* [PROMPT]: Return only the number of lines in the entries below that hold the word "xlabel".

## Begin SOURCE MATERIAL

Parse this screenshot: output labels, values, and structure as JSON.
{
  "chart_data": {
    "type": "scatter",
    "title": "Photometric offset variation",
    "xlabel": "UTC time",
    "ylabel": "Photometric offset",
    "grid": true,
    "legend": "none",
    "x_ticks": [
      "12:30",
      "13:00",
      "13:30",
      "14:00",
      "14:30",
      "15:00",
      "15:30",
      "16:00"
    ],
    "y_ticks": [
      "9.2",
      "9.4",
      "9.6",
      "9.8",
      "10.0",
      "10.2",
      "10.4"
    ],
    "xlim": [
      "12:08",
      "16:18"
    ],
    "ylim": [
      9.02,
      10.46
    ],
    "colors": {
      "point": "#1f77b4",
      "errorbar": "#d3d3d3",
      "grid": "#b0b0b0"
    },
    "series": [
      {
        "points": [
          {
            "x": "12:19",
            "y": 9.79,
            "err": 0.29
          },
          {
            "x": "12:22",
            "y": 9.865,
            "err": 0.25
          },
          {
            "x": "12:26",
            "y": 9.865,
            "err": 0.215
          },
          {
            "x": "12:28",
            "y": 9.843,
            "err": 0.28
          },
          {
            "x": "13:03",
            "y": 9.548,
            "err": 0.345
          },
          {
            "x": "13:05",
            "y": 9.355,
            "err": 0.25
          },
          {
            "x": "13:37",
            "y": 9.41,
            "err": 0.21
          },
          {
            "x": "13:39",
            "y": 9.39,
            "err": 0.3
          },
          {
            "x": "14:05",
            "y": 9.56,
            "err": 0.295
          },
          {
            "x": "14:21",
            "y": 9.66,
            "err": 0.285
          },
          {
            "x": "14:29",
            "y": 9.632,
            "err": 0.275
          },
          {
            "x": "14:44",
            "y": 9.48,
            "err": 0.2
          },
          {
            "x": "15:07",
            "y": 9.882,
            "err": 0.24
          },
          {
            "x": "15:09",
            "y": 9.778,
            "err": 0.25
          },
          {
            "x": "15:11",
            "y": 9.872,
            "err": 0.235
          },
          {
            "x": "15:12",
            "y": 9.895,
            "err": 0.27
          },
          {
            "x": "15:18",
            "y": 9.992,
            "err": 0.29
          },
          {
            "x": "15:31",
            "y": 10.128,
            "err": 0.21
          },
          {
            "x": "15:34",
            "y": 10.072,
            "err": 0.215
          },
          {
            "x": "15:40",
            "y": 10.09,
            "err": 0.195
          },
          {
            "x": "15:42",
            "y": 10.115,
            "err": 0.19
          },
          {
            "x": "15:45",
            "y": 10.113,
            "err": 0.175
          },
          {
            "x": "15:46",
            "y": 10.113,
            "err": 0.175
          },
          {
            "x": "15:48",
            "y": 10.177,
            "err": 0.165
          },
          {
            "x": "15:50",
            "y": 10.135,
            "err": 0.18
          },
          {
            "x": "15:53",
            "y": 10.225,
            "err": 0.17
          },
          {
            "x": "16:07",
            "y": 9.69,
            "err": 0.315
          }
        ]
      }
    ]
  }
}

## End SOURCE MATERIAL
## Begin SOURCE MATERIAL

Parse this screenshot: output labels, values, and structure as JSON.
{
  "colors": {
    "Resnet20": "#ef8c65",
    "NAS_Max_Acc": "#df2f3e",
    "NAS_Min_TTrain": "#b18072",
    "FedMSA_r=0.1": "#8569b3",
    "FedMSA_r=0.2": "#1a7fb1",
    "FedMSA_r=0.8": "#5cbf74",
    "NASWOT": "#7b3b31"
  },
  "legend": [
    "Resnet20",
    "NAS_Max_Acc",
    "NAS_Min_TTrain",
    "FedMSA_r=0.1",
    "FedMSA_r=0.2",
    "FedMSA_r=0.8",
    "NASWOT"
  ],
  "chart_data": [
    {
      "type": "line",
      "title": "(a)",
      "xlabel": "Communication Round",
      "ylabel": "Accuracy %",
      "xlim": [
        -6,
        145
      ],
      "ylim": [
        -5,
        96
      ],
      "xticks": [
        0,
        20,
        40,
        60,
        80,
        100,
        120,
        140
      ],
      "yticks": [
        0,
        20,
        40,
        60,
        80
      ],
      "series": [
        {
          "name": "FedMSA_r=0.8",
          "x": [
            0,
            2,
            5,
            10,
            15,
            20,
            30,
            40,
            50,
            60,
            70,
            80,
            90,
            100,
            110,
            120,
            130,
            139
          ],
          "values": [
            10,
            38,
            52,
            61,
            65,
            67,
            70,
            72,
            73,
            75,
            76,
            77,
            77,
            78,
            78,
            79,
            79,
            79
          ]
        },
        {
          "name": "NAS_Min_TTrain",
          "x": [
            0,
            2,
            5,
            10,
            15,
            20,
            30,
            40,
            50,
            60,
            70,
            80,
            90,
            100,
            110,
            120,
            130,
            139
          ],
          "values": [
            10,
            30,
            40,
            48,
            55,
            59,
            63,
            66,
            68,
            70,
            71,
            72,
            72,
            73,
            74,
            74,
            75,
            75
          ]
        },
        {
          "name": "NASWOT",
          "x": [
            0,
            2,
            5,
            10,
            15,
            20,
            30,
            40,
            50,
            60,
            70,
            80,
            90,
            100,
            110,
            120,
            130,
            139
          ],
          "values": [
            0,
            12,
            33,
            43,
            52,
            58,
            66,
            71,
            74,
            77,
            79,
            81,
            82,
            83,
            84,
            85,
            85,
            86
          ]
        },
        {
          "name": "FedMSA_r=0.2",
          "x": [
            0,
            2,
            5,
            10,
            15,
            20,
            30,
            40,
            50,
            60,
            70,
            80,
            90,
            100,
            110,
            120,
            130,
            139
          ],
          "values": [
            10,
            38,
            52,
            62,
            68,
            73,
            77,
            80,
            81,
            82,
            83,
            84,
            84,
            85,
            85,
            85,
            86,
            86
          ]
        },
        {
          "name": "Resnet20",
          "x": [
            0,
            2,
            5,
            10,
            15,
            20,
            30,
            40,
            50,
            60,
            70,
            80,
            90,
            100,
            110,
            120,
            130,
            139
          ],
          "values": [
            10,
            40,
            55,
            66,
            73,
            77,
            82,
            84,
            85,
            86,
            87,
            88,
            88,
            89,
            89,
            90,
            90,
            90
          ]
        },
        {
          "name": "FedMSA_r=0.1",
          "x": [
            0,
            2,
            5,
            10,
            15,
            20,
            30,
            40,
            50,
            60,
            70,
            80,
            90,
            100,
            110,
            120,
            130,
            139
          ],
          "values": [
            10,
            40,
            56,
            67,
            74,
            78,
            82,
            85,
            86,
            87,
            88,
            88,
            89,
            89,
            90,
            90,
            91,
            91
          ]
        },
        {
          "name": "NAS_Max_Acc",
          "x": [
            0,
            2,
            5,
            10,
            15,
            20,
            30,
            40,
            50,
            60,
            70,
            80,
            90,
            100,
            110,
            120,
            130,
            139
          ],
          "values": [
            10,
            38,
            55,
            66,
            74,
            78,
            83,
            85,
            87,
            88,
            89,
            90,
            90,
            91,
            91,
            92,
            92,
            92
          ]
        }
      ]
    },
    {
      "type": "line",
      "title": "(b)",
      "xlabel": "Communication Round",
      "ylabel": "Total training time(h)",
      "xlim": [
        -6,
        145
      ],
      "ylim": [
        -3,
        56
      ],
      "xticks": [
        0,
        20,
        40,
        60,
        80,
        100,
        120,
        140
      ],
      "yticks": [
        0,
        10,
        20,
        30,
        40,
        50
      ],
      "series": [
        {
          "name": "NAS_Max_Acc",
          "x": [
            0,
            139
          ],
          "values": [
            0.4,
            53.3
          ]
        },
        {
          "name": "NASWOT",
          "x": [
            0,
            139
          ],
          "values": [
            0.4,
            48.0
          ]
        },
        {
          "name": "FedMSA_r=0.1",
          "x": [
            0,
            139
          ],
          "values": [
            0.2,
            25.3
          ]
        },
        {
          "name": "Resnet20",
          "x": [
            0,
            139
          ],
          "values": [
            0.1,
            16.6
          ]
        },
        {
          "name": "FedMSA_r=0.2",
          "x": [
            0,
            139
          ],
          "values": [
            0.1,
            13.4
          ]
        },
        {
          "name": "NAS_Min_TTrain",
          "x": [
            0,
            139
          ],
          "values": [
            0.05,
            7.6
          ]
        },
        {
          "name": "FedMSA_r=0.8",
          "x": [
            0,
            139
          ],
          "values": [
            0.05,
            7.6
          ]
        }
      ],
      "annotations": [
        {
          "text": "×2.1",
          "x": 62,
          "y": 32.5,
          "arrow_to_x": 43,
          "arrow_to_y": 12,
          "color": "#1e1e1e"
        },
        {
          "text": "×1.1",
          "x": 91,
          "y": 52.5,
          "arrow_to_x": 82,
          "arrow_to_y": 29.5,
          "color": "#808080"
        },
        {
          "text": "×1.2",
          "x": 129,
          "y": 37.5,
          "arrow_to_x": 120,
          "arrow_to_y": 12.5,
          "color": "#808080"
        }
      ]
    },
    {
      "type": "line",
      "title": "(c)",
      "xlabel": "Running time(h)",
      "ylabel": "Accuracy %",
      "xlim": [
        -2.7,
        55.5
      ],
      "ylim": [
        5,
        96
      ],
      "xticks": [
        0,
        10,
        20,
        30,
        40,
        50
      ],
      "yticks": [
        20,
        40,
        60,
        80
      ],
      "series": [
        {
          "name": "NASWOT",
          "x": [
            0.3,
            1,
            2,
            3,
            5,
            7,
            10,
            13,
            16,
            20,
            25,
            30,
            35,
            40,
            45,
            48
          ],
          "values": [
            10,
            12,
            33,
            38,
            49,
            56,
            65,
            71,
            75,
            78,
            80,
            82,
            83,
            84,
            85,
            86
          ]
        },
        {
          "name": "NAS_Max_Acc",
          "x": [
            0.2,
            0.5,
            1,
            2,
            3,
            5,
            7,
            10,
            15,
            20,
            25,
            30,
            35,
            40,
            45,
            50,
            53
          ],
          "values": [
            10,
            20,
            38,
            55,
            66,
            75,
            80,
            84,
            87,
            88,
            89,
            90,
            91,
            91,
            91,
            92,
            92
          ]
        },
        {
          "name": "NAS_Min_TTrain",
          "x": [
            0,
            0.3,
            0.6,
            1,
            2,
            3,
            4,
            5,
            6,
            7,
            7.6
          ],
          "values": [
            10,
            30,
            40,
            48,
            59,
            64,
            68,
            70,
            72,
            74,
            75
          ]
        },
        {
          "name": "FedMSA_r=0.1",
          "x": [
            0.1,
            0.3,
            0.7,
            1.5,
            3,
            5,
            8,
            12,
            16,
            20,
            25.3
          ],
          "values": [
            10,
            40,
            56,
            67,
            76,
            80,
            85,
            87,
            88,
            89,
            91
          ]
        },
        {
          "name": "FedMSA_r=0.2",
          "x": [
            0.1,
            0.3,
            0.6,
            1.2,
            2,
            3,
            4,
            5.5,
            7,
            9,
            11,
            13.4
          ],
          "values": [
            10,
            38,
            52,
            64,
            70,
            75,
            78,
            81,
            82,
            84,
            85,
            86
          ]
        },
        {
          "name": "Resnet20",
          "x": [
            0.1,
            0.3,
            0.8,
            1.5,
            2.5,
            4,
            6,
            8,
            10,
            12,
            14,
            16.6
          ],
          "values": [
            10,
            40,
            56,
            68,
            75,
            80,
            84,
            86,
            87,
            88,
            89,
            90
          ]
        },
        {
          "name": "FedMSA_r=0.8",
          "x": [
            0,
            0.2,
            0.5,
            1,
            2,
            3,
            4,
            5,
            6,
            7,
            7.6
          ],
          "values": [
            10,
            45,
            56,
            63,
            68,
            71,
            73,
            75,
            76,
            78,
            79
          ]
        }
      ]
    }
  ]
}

## End SOURCE MATERIAL

* [TASK RESPONSE]: 4